To do
Your task is to extract every entry that follows word for word while excluding the pictures.

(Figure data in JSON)
= = = =

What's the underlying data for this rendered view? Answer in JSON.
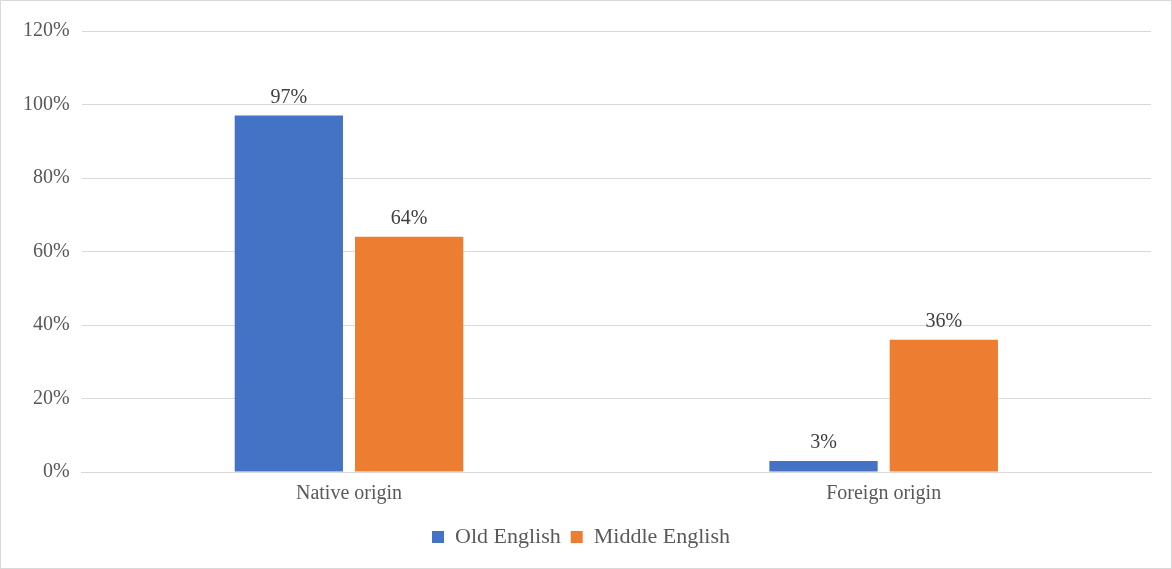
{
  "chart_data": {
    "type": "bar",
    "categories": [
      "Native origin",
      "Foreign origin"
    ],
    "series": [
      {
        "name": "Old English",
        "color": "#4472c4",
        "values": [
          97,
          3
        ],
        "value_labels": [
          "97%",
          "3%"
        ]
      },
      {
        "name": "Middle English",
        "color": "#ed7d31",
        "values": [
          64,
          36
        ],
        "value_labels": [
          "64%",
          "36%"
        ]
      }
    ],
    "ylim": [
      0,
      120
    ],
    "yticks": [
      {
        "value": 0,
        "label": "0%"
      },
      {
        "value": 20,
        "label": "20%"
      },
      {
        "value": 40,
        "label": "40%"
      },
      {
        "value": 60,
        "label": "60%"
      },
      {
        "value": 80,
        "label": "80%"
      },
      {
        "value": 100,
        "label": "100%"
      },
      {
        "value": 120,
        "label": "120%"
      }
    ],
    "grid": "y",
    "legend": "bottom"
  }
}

= = = =

The answer
What's the underlying data for this rendered view? Answer in JSON.
{
  "chart_data": {
    "type": "bar",
    "categories": [
      "Native origin",
      "Foreign origin"
    ],
    "series": [
      {
        "name": "Old English",
        "color": "#4472c4",
        "values": [
          97,
          3
        ],
        "value_labels": [
          "97%",
          "3%"
        ]
      },
      {
        "name": "Middle English",
        "color": "#ed7d31",
        "values": [
          64,
          36
        ],
        "value_labels": [
          "64%",
          "36%"
        ]
      }
    ],
    "ylim": [
      0,
      120
    ],
    "yticks": [
      {
        "value": 0,
        "label": "0%"
      },
      {
        "value": 20,
        "label": "20%"
      },
      {
        "value": 40,
        "label": "40%"
      },
      {
        "value": 60,
        "label": "60%"
      },
      {
        "value": 80,
        "label": "80%"
      },
      {
        "value": 100,
        "label": "100%"
      },
      {
        "value": 120,
        "label": "120%"
      }
    ],
    "grid": "y",
    "legend": "bottom"
  }
}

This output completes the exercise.